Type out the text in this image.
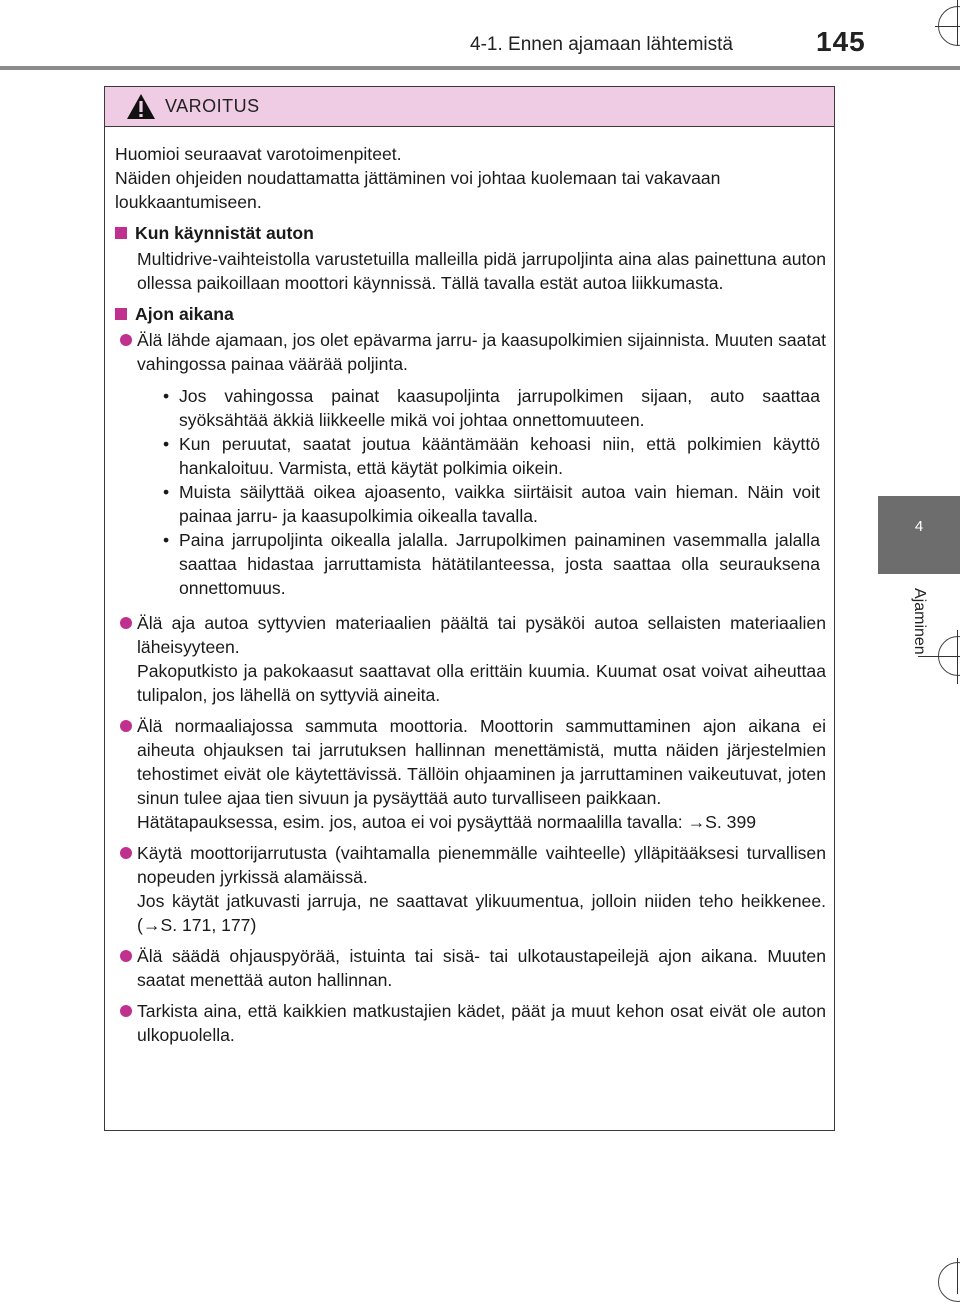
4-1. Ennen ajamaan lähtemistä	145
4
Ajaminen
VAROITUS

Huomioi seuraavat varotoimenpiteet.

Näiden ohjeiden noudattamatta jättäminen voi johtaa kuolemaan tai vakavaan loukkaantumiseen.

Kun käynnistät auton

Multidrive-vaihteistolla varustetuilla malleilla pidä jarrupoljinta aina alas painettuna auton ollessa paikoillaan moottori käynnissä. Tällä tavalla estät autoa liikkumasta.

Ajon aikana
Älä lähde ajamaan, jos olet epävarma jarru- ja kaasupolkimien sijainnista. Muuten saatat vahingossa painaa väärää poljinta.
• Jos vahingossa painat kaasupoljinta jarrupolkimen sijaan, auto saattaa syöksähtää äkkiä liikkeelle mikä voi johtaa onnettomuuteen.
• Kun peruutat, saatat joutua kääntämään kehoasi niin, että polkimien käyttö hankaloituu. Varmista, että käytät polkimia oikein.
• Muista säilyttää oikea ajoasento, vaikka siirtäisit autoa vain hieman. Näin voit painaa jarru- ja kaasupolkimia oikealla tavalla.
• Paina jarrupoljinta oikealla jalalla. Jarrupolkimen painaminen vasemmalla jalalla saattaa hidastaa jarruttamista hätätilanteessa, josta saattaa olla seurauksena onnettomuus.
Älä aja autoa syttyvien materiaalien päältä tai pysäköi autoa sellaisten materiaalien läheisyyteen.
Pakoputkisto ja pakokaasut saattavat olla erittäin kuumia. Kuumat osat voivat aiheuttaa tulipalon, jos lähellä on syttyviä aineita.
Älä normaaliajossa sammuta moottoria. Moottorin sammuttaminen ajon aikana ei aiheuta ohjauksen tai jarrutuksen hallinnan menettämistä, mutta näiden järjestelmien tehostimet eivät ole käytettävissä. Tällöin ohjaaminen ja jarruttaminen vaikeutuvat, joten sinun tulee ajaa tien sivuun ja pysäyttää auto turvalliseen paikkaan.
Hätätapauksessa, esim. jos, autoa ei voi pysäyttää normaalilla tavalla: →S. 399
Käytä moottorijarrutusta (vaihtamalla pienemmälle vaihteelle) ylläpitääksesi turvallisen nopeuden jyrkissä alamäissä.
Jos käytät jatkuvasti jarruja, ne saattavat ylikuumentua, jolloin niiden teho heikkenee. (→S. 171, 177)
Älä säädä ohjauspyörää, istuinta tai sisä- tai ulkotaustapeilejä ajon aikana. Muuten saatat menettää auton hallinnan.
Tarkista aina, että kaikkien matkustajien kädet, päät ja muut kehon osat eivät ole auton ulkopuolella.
**********
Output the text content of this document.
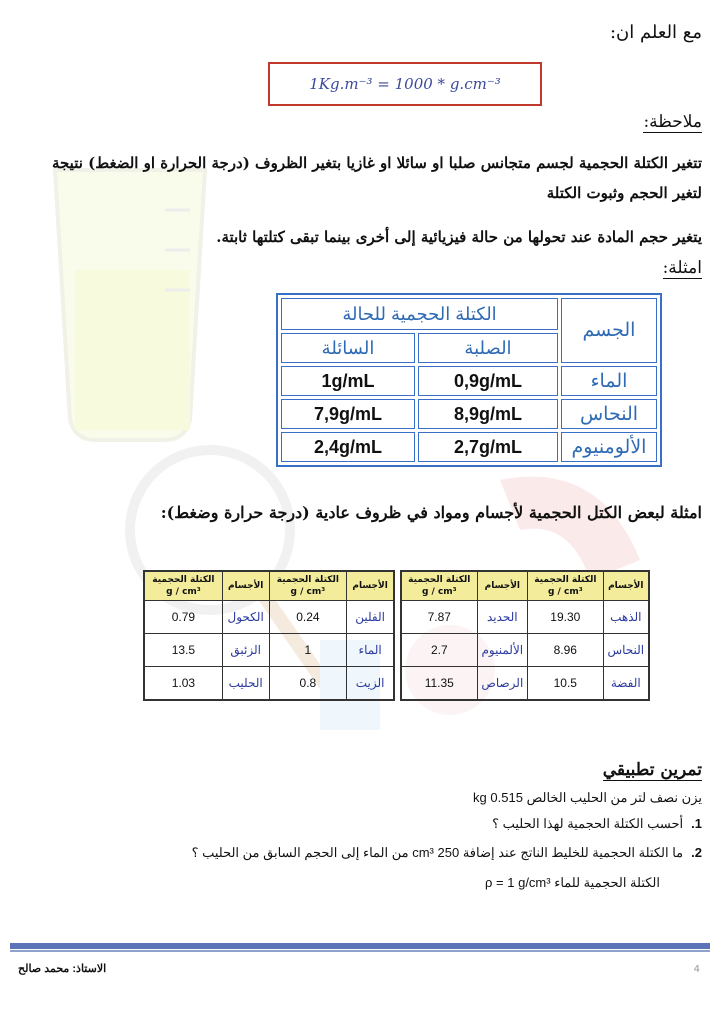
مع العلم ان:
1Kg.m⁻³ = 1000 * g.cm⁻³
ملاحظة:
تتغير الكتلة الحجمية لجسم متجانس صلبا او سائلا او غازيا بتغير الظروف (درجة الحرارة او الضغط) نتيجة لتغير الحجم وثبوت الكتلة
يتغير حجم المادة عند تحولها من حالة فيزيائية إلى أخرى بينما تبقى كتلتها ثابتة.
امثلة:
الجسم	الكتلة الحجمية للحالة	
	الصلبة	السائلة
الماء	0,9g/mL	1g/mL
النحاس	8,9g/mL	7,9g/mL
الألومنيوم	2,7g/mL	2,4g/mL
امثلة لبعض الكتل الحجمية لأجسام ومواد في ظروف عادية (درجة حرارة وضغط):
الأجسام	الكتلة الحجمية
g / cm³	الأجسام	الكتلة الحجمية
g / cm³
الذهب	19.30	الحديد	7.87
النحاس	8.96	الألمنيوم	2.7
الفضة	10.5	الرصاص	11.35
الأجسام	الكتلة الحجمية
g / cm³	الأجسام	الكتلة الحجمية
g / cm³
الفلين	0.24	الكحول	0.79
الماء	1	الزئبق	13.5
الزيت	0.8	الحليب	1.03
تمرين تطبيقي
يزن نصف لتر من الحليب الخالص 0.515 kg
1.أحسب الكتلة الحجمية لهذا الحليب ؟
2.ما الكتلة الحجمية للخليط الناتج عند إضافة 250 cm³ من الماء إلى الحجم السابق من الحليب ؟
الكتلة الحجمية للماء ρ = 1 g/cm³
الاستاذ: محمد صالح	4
**********
▶ TASK REQUIREMENTS
Identify every line above that includes the word "this", and show those lines.

▶ RESPONSE TO THE EXERCISE
Type out the text in this image.
Output the text content of this document.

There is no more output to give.